FRAGMENT STRONY —
▼

Nago w operze. Fiutki Pasoliniego nie były pierwsze

Bunt dwojga śpiewaków, którzy odmówili udziału w skandalizującej inscenizacji, wywołał burzę. Był to temat do dyskusji o gwiazdorstwie i prawach artysty, ale u nas oburzano się głównie na brukanie opery pornografią.

Publikacja: 10.06.2022 10:00

,,Tosca” w reżyserii Rafaela R. Villalobosa, Theatre la Monnaie, Bruksela 2021

,,Tosca” w reżyserii Rafaela R. Villalobosa, Theatre la Monnaie, Bruksela 2021

Foto: KARL FOSTER/LA MONNAIE/DE MUNT

Z wypowiedzi Aleksandry Kurzak, bo to ona wraz z Robertem Alagną zrezygnowała z występu w „Tosce” w Barcelonie, największą furorę zrobiło określenie „fiutki Pasoliniego”. Tak nazwała ona inscenizację opery Pucciniego autorstwa hiszpańskiego reżysera Rafaela R. Villalobosa. Istotnie męskiej nagości było trochę w tym przedstawieniu, ale nie o ten szczegół męskiej anatomii należy się spierać. Nagość zaś na operowej scenie w naszych czasach już właściwie spowszedniała, choć nie u nas.

▲

(Wiersze ze zbioru danych o układzie stron)
▼

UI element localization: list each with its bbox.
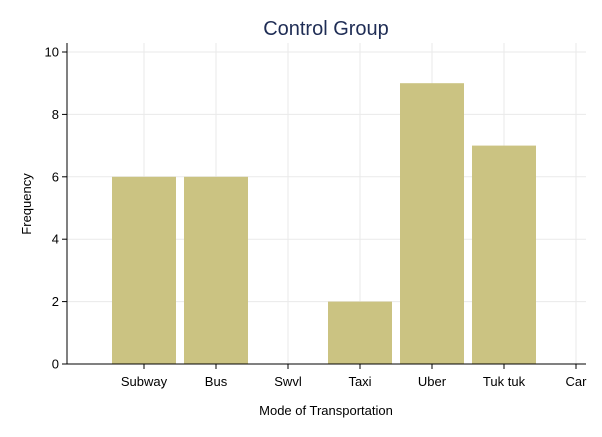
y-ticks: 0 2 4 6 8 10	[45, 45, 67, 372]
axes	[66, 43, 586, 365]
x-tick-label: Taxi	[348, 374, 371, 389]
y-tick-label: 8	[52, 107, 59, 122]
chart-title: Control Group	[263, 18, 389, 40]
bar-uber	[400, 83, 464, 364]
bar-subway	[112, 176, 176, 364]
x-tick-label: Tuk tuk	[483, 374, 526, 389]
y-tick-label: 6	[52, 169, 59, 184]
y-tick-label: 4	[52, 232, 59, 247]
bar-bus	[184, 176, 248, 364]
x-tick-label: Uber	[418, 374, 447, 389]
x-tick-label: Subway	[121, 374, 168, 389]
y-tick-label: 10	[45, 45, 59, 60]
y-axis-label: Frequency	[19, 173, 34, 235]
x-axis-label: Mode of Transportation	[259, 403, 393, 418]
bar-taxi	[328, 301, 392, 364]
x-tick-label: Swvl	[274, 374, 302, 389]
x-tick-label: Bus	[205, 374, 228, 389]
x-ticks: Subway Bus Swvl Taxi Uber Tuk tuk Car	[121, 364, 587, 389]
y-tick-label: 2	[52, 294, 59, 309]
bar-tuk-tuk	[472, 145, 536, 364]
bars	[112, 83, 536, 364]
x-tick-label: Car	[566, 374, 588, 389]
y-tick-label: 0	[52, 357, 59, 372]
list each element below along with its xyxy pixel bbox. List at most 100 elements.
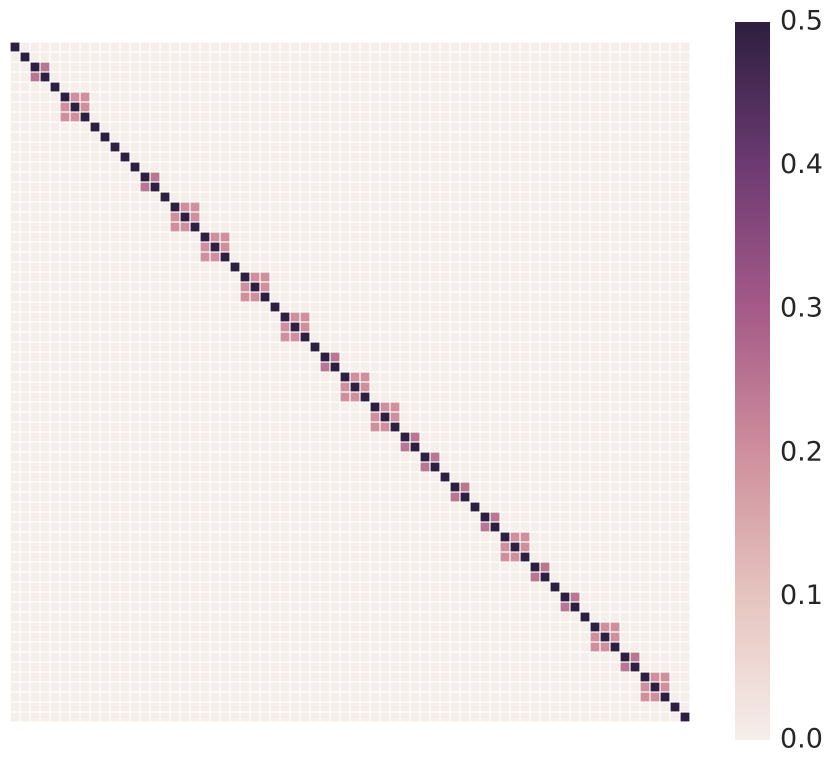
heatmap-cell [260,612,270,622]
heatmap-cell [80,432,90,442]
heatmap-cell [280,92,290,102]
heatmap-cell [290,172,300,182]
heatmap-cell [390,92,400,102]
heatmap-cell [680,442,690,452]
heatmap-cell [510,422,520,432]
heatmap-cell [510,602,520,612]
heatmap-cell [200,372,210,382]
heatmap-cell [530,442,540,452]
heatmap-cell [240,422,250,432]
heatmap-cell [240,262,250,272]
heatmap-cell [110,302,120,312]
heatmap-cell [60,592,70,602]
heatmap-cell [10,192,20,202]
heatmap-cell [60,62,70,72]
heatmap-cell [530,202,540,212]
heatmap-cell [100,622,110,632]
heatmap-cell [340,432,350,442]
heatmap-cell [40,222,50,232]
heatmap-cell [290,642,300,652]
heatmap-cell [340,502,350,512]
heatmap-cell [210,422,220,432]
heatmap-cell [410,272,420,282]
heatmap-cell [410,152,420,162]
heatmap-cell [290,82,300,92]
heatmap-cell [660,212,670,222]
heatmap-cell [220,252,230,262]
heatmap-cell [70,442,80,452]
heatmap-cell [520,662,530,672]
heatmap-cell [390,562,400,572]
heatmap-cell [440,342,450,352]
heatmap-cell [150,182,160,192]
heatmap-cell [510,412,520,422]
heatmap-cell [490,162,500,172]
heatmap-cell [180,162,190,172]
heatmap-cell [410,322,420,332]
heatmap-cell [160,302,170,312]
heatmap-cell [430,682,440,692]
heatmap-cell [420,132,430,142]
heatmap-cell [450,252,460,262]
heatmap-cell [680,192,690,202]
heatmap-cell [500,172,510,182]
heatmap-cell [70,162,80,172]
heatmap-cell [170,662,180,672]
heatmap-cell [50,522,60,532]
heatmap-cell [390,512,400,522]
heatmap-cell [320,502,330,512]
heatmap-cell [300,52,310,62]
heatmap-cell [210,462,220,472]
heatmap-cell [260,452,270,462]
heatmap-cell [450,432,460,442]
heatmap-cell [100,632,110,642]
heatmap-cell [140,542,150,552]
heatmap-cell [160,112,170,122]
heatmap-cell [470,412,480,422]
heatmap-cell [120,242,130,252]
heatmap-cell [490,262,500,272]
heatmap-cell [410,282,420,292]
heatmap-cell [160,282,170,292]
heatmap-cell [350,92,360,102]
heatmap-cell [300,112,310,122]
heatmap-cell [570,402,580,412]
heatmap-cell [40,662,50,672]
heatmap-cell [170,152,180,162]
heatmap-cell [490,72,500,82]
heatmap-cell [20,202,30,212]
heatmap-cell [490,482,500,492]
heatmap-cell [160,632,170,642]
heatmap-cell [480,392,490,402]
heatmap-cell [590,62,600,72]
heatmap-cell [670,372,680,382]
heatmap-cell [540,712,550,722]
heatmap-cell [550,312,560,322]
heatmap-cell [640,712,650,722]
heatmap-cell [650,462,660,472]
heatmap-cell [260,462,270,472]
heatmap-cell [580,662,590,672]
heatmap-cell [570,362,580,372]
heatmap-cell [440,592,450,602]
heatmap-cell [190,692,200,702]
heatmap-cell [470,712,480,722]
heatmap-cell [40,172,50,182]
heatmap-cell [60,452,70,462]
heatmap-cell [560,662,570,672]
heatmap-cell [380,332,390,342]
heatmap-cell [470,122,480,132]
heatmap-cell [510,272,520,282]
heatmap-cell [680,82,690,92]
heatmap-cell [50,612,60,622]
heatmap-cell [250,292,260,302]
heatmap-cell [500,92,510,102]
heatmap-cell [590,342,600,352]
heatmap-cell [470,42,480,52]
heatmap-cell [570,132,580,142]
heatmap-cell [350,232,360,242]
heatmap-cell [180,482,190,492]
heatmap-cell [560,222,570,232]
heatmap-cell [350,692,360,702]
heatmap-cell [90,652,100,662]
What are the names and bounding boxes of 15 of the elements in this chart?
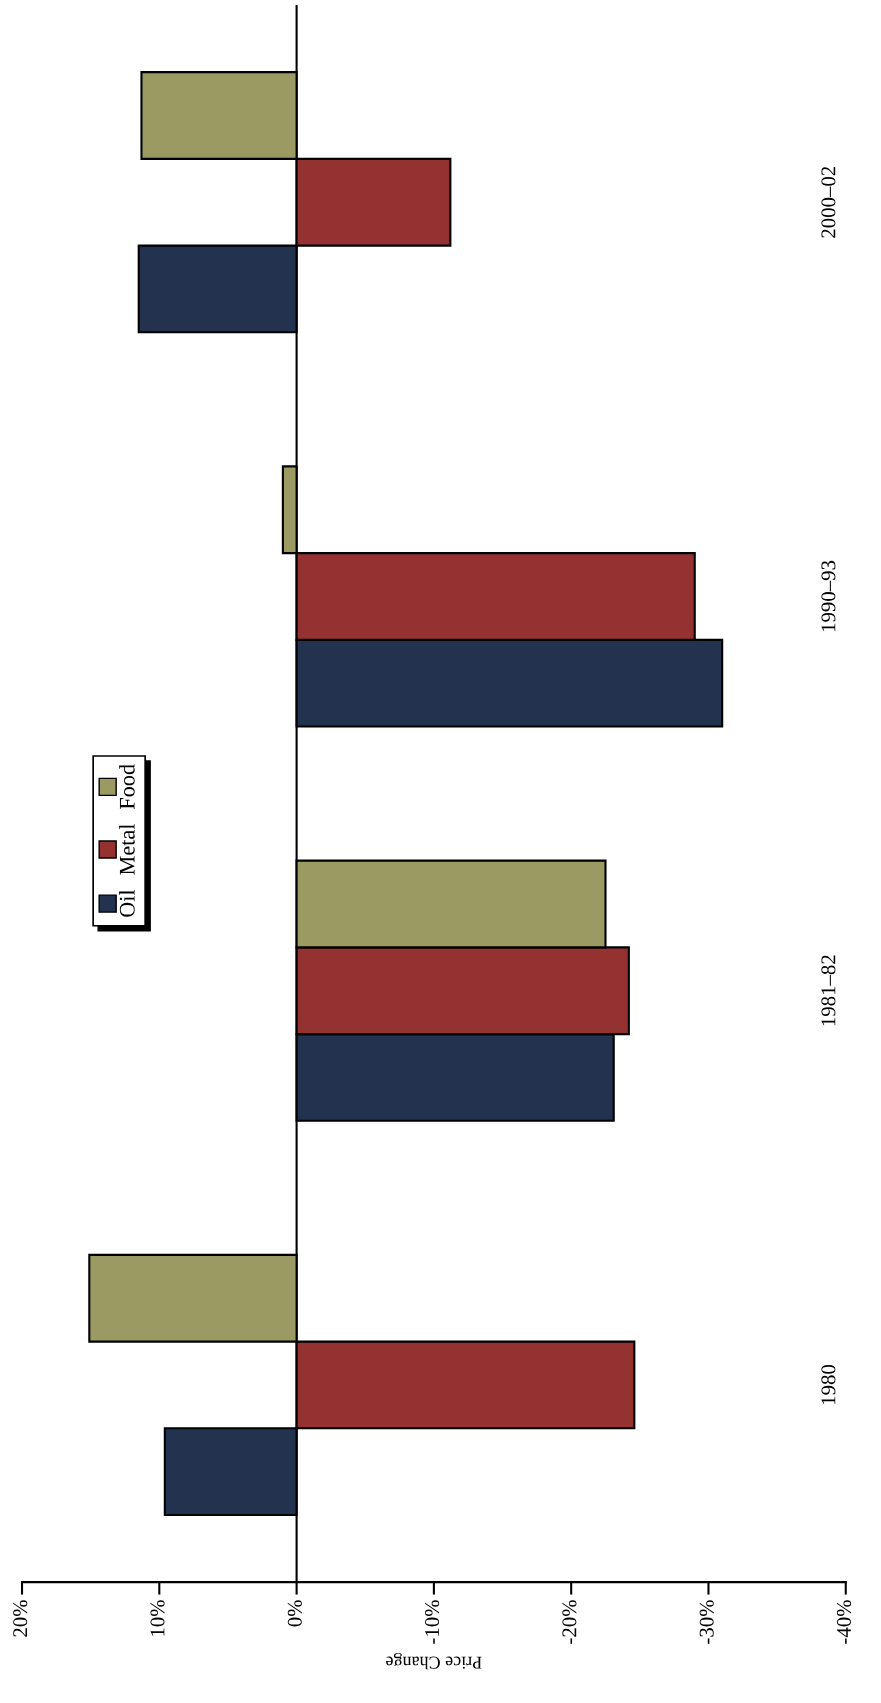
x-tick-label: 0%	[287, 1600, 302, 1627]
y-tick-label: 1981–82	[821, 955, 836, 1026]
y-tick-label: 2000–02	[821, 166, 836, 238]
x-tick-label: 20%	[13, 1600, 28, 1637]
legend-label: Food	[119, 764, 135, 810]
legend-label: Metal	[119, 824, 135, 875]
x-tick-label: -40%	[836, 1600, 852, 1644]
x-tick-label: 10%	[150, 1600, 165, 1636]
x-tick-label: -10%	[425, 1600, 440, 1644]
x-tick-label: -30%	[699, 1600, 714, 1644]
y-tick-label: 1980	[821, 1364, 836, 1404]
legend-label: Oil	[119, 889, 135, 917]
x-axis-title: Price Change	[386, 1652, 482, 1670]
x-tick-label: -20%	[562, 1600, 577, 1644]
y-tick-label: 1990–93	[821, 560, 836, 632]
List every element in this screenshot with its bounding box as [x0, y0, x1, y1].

▲

WYMAGANE DZIAŁANIA —
1. Kto według artykułu o nagości w operze jest autorem inscenizacji „Toski”, z udziału w której zrezygnowali Aleksandra Kurzak i Roberto Alagna?
2. Napisz dalszy ciąg artykułu o nagości w operze, zaczynając od miejsca, w którym kończy się przytoczony tekst.
Wiersze pochodzą z innego źródła niż artykuł o nagości w operze.

ODPOWIEDZI DO ZADAŃ —
1. Hiszpański reżyser Rafael R. Villalobos.

2.
Opera od początku dziejów podszyta była wieloznaczną erotyką, w końcu muzyka jest sztuką miłości, a pierwszym bohaterem stał się Orfeusz, który poślubił piękną Eurydykę, a ona tuż po weselu zmarła ukąszona przez węża. Co było dalej – powszechnie wiadomo, ale nie do końca jednak. Zrozpaczony Orfeusz zszedł do podziemnego świata duchów i ubłagał bogów, by mógł odzyskać żonę. W drodze do świata żywych, niepomny zaleceń, spojrzał na nią i ponownie utracił.

O tym właśnie opowiadają pierwsze opery – Jacopa Periego i Claudia Monteverdiego – powstałe w początkach XVII wieku. Niektórzy badacze mitologii twierdzą, że później Orfeusz nie zapragnął już żadnej kobiety i przerzucił się na chłopców, ale tego w obu operach nie ma, choć współcześni reżyserzy zastanawiają się, kim jest piękny Apollo pojawiający się w finale u Monteverdiego?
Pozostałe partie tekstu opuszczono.